> **WHAT THIS TASK INVOLVES**
Your job is to restate each entry word for word.

(Source data)
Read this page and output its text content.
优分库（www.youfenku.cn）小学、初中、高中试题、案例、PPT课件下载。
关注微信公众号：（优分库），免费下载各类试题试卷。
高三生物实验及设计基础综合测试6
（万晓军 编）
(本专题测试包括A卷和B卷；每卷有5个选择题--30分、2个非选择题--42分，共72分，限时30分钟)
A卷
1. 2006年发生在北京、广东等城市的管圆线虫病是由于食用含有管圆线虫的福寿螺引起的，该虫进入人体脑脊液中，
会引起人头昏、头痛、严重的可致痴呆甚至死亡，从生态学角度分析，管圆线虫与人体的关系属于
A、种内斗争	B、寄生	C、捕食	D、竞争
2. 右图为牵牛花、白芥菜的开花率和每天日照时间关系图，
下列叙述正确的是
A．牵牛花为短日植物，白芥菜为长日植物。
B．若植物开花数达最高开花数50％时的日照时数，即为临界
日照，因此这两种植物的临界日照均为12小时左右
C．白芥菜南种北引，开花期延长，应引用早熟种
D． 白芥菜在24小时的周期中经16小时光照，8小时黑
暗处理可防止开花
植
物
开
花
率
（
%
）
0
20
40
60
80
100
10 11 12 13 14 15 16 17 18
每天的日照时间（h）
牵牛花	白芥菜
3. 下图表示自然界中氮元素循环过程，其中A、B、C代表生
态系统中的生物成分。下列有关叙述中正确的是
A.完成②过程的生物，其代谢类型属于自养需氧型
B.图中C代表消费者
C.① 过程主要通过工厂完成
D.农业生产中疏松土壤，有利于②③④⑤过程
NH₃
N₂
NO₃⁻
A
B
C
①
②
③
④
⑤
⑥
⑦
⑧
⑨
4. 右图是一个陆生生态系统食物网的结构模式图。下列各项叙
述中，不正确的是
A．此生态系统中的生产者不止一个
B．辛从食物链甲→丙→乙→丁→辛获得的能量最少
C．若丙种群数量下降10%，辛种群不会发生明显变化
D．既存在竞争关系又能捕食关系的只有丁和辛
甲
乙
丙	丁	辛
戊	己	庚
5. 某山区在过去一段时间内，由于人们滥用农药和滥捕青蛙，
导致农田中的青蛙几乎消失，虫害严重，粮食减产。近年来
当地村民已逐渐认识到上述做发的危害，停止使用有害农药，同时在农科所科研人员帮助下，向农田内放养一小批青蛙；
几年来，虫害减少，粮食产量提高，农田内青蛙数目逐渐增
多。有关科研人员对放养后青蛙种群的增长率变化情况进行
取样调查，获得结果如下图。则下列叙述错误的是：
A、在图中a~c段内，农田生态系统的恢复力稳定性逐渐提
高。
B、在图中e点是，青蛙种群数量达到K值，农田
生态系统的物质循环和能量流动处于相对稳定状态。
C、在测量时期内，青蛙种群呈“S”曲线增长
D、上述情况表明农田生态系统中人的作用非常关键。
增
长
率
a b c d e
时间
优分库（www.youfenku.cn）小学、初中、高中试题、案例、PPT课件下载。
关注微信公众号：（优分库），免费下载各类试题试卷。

> **EXERCISE ANSWER**
Read this page and output its text content.
优分库（www.youfenku.cn）小学、初中、高中试题、案例、PPT课件下载。
关注微信公众号：（优分库），免费下载各类试题试卷。
高三生物实验及设计基础综合测试6
（万晓军 编）
(本专题测试包括A卷和B卷；每卷有5个选择题--30分、2个非选择题--42分，共72分，限时30分钟)
A卷
1. 2006年发生在北京、广东等城市的管圆线虫病是由于食用含有管圆线虫的福寿螺引起的，该虫进入人体脑脊液中，
会引起人头昏、头痛、严重的可致痴呆甚至死亡，从生态学角度分析，管圆线虫与人体的关系属于
A、种内斗争	B、寄生	C、捕食	D、竞争
2. 右图为牵牛花、白芥菜的开花率和每天日照时间关系图，
下列叙述正确的是
A．牵牛花为短日植物，白芥菜为长日植物。
B．若植物开花数达最高开花数50％时的日照时数，即为临界
日照，因此这两种植物的临界日照均为12小时左右
C．白芥菜南种北引，开花期延长，应引用早熟种
D． 白芥菜在24小时的周期中经16小时光照，8小时黑
暗处理可防止开花
植
物
开
花
率
（
%
）
0
20
40
60
80
100
10 11 12 13 14 15 16 17 18
每天的日照时间（h）
牵牛花	白芥菜
3. 下图表示自然界中氮元素循环过程，其中A、B、C代表生
态系统中的生物成分。下列有关叙述中正确的是
A.完成②过程的生物，其代谢类型属于自养需氧型
B.图中C代表消费者
C.① 过程主要通过工厂完成
D.农业生产中疏松土壤，有利于②③④⑤过程
NH₃
N₂
NO₃⁻
A
B
C
①
②
③
④
⑤
⑥
⑦
⑧
⑨
4. 右图是一个陆生生态系统食物网的结构模式图。下列各项叙
述中，不正确的是
A．此生态系统中的生产者不止一个
B．辛从食物链甲→丙→乙→丁→辛获得的能量最少
C．若丙种群数量下降10%，辛种群不会发生明显变化
D．既存在竞争关系又能捕食关系的只有丁和辛
甲
乙
丙	丁	辛
戊	己	庚
5. 某山区在过去一段时间内，由于人们滥用农药和滥捕青蛙，
导致农田中的青蛙几乎消失，虫害严重，粮食减产。近年来
当地村民已逐渐认识到上述做发的危害，停止使用有害农药，同时在农科所科研人员帮助下，向农田内放养一小批青蛙；
几年来，虫害减少，粮食产量提高，农田内青蛙数目逐渐增
多。有关科研人员对放养后青蛙种群的增长率变化情况进行
取样调查，获得结果如下图。则下列叙述错误的是：
A、在图中a~c段内，农田生态系统的恢复力稳定性逐渐提
高。
B、在图中e点是，青蛙种群数量达到K值，农田
生态系统的物质循环和能量流动处于相对稳定状态。
C、在测量时期内，青蛙种群呈“S”曲线增长
D、上述情况表明农田生态系统中人的作用非常关键。
增
长
率
a b c d e
时间
优分库（www.youfenku.cn）小学、初中、高中试题、案例、PPT课件下载。
关注微信公众号：（优分库），免费下载各类试题试卷。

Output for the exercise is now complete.